## [Data entries]
--- Begin ---

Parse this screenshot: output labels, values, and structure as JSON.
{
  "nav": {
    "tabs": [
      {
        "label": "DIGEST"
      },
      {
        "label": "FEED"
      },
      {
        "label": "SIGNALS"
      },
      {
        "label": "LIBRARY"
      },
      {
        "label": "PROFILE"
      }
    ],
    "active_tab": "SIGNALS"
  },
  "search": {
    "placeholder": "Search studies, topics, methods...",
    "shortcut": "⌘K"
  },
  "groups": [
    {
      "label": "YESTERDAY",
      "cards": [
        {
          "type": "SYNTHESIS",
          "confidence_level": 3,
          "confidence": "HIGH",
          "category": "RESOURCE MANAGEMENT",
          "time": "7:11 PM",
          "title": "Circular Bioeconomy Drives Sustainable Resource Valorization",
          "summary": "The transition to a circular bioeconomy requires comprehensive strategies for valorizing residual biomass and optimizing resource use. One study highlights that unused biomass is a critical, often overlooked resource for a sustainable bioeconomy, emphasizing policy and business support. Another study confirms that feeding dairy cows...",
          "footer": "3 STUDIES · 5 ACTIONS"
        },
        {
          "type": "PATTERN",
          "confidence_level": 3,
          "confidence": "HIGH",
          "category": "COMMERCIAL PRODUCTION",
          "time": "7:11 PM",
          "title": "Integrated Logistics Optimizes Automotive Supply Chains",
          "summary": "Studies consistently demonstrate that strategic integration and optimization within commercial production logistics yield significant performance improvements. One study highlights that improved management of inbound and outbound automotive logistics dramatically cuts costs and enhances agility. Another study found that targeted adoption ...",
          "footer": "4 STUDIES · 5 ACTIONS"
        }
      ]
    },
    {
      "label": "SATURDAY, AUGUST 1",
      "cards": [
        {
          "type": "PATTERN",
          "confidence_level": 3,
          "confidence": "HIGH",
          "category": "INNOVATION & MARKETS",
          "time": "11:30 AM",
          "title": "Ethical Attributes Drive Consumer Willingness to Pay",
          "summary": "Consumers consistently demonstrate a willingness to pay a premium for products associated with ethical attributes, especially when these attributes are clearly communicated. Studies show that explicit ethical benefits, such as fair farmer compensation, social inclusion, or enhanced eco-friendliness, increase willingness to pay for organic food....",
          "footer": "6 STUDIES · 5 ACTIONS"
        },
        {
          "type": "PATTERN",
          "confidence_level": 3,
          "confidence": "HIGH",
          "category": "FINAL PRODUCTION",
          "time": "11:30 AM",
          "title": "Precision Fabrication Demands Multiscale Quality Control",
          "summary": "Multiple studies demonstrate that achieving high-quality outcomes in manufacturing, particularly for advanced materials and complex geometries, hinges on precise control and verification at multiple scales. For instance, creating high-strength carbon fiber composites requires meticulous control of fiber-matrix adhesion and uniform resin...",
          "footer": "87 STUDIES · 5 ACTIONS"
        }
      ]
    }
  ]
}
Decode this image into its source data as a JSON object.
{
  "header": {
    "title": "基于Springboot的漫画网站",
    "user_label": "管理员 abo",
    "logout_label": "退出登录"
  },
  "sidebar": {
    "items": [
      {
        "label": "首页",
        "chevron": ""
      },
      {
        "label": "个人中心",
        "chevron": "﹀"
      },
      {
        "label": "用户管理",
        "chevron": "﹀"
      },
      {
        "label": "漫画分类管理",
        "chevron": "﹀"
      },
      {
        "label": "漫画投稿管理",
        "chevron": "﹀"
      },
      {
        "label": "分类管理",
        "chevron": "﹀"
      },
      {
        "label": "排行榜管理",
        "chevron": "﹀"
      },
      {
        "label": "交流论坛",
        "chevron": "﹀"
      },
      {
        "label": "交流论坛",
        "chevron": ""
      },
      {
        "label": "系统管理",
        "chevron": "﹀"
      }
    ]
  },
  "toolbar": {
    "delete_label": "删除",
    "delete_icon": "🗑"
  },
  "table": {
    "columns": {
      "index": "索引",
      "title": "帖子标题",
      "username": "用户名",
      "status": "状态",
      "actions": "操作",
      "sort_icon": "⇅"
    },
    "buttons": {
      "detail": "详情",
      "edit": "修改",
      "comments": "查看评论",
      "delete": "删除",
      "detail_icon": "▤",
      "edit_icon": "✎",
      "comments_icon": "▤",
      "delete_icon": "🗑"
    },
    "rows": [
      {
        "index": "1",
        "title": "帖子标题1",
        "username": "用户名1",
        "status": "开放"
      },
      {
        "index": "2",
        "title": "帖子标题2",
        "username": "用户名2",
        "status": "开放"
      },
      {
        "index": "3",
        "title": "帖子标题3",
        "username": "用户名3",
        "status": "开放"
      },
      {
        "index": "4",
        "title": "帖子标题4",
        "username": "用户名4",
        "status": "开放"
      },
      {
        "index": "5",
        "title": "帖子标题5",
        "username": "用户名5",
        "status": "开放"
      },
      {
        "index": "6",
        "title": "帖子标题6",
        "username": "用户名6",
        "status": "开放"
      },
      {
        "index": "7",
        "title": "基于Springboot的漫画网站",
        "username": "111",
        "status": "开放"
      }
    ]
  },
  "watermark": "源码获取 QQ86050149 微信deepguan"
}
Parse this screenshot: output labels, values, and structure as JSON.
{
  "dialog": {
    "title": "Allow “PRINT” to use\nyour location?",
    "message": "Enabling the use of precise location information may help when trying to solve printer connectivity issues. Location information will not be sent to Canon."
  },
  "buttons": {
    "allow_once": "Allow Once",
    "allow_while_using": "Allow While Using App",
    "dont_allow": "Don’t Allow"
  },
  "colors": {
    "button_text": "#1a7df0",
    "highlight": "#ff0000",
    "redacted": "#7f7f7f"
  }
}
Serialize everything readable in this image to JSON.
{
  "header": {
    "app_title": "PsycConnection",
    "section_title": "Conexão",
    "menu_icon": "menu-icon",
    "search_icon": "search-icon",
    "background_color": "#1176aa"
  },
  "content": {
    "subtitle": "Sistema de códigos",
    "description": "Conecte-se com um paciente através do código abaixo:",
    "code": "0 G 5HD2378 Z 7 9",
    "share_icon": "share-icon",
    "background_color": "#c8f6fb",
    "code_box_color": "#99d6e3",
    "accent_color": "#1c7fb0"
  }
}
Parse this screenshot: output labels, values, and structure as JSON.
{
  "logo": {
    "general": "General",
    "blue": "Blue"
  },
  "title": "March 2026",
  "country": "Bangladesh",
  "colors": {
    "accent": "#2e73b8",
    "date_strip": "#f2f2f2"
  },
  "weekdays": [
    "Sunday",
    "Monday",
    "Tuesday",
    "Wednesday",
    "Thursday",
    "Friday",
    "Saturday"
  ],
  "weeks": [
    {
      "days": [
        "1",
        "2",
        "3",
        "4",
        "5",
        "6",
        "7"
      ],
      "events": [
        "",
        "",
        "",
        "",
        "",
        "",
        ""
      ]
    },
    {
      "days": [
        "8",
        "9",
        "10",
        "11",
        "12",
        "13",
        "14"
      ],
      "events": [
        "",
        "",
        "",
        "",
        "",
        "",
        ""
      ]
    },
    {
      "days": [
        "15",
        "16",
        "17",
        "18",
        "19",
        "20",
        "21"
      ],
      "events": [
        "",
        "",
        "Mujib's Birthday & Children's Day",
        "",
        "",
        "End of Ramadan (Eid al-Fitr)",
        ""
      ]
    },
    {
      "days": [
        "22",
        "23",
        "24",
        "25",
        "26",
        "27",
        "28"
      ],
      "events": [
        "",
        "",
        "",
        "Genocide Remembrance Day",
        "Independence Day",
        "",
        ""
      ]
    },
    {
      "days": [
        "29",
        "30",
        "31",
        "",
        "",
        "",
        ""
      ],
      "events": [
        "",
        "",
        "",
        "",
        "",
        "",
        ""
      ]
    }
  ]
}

--- End ---

## [Task prompt]
Return the listing above in full, character for character.

## [Solution]
Parse this screenshot: output labels, values, and structure as JSON.
{
  "nav": {
    "tabs": [
      {
        "label": "DIGEST"
      },
      {
        "label": "FEED"
      },
      {
        "label": "SIGNALS"
      },
      {
        "label": "LIBRARY"
      },
      {
        "label": "PROFILE"
      }
    ],
    "active_tab": "SIGNALS"
  },
  "search": {
    "placeholder": "Search studies, topics, methods...",
    "shortcut": "⌘K"
  },
  "groups": [
    {
      "label": "YESTERDAY",
      "cards": [
        {
          "type": "SYNTHESIS",
          "confidence_level": 3,
          "confidence": "HIGH",
          "category": "RESOURCE MANAGEMENT",
          "time": "7:11 PM",
          "title": "Circular Bioeconomy Drives Sustainable Resource Valorization",
          "summary": "The transition to a circular bioeconomy requires comprehensive strategies for valorizing residual biomass and optimizing resource use. One study highlights that unused biomass is a critical, often overlooked resource for a sustainable bioeconomy, emphasizing policy and business support. Another study confirms that feeding dairy cows...",
          "footer": "3 STUDIES · 5 ACTIONS"
        },
        {
          "type": "PATTERN",
          "confidence_level": 3,
          "confidence": "HIGH",
          "category": "COMMERCIAL PRODUCTION",
          "time": "7:11 PM",
          "title": "Integrated Logistics Optimizes Automotive Supply Chains",
          "summary": "Studies consistently demonstrate that strategic integration and optimization within commercial production logistics yield significant performance improvements. One study highlights that improved management of inbound and outbound automotive logistics dramatically cuts costs and enhances agility. Another study found that targeted adoption ...",
          "footer": "4 STUDIES · 5 ACTIONS"
        }
      ]
    },
    {
      "label": "SATURDAY, AUGUST 1",
      "cards": [
        {
          "type": "PATTERN",
          "confidence_level": 3,
          "confidence": "HIGH",
          "category": "INNOVATION & MARKETS",
          "time": "11:30 AM",
          "title": "Ethical Attributes Drive Consumer Willingness to Pay",
          "summary": "Consumers consistently demonstrate a willingness to pay a premium for products associated with ethical attributes, especially when these attributes are clearly communicated. Studies show that explicit ethical benefits, such as fair farmer compensation, social inclusion, or enhanced eco-friendliness, increase willingness to pay for organic food....",
          "footer": "6 STUDIES · 5 ACTIONS"
        },
        {
          "type": "PATTERN",
          "confidence_level": 3,
          "confidence": "HIGH",
          "category": "FINAL PRODUCTION",
          "time": "11:30 AM",
          "title": "Precision Fabrication Demands Multiscale Quality Control",
          "summary": "Multiple studies demonstrate that achieving high-quality outcomes in manufacturing, particularly for advanced materials and complex geometries, hinges on precise control and verification at multiple scales. For instance, creating high-strength carbon fiber composites requires meticulous control of fiber-matrix adhesion and uniform resin...",
          "footer": "87 STUDIES · 5 ACTIONS"
        }
      ]
    }
  ]
}
Decode this image into its source data as a JSON object.
{
  "header": {
    "title": "基于Springboot的漫画网站",
    "user_label": "管理员 abo",
    "logout_label": "退出登录"
  },
  "sidebar": {
    "items": [
      {
        "label": "首页",
        "chevron": ""
      },
      {
        "label": "个人中心",
        "chevron": "﹀"
      },
      {
        "label": "用户管理",
        "chevron": "﹀"
      },
      {
        "label": "漫画分类管理",
        "chevron": "﹀"
      },
      {
        "label": "漫画投稿管理",
        "chevron": "﹀"
      },
      {
        "label": "分类管理",
        "chevron": "﹀"
      },
      {
        "label": "排行榜管理",
        "chevron": "﹀"
      },
      {
        "label": "交流论坛",
        "chevron": "﹀"
      },
      {
        "label": "交流论坛",
        "chevron": ""
      },
      {
        "label": "系统管理",
        "chevron": "﹀"
      }
    ]
  },
  "toolbar": {
    "delete_label": "删除",
    "delete_icon": "🗑"
  },
  "table": {
    "columns": {
      "index": "索引",
      "title": "帖子标题",
      "username": "用户名",
      "status": "状态",
      "actions": "操作",
      "sort_icon": "⇅"
    },
    "buttons": {
      "detail": "详情",
      "edit": "修改",
      "comments": "查看评论",
      "delete": "删除",
      "detail_icon": "▤",
      "edit_icon": "✎",
      "comments_icon": "▤",
      "delete_icon": "🗑"
    },
    "rows": [
      {
        "index": "1",
        "title": "帖子标题1",
        "username": "用户名1",
        "status": "开放"
      },
      {
        "index": "2",
        "title": "帖子标题2",
        "username": "用户名2",
        "status": "开放"
      },
      {
        "index": "3",
        "title": "帖子标题3",
        "username": "用户名3",
        "status": "开放"
      },
      {
        "index": "4",
        "title": "帖子标题4",
        "username": "用户名4",
        "status": "开放"
      },
      {
        "index": "5",
        "title": "帖子标题5",
        "username": "用户名5",
        "status": "开放"
      },
      {
        "index": "6",
        "title": "帖子标题6",
        "username": "用户名6",
        "status": "开放"
      },
      {
        "index": "7",
        "title": "基于Springboot的漫画网站",
        "username": "111",
        "status": "开放"
      }
    ]
  },
  "watermark": "源码获取 QQ86050149 微信deepguan"
}
Parse this screenshot: output labels, values, and structure as JSON.
{
  "dialog": {
    "title": "Allow “PRINT” to use\nyour location?",
    "message": "Enabling the use of precise location information may help when trying to solve printer connectivity issues. Location information will not be sent to Canon."
  },
  "buttons": {
    "allow_once": "Allow Once",
    "allow_while_using": "Allow While Using App",
    "dont_allow": "Don’t Allow"
  },
  "colors": {
    "button_text": "#1a7df0",
    "highlight": "#ff0000",
    "redacted": "#7f7f7f"
  }
}
Serialize everything readable in this image to JSON.
{
  "header": {
    "app_title": "PsycConnection",
    "section_title": "Conexão",
    "menu_icon": "menu-icon",
    "search_icon": "search-icon",
    "background_color": "#1176aa"
  },
  "content": {
    "subtitle": "Sistema de códigos",
    "description": "Conecte-se com um paciente através do código abaixo:",
    "code": "0 G 5HD2378 Z 7 9",
    "share_icon": "share-icon",
    "background_color": "#c8f6fb",
    "code_box_color": "#99d6e3",
    "accent_color": "#1c7fb0"
  }
}
Parse this screenshot: output labels, values, and structure as JSON.
{
  "logo": {
    "general": "General",
    "blue": "Blue"
  },
  "title": "March 2026",
  "country": "Bangladesh",
  "colors": {
    "accent": "#2e73b8",
    "date_strip": "#f2f2f2"
  },
  "weekdays": [
    "Sunday",
    "Monday",
    "Tuesday",
    "Wednesday",
    "Thursday",
    "Friday",
    "Saturday"
  ],
  "weeks": [
    {
      "days": [
        "1",
        "2",
        "3",
        "4",
        "5",
        "6",
        "7"
      ],
      "events": [
        "",
        "",
        "",
        "",
        "",
        "",
        ""
      ]
    },
    {
      "days": [
        "8",
        "9",
        "10",
        "11",
        "12",
        "13",
        "14"
      ],
      "events": [
        "",
        "",
        "",
        "",
        "",
        "",
        ""
      ]
    },
    {
      "days": [
        "15",
        "16",
        "17",
        "18",
        "19",
        "20",
        "21"
      ],
      "events": [
        "",
        "",
        "Mujib's Birthday & Children's Day",
        "",
        "",
        "End of Ramadan (Eid al-Fitr)",
        ""
      ]
    },
    {
      "days": [
        "22",
        "23",
        "24",
        "25",
        "26",
        "27",
        "28"
      ],
      "events": [
        "",
        "",
        "",
        "Genocide Remembrance Day",
        "Independence Day",
        "",
        ""
      ]
    },
    {
      "days": [
        "29",
        "30",
        "31",
        "",
        "",
        "",
        ""
      ],
      "events": [
        "",
        "",
        "",
        "",
        "",
        "",
        ""
      ]
    }
  ]
}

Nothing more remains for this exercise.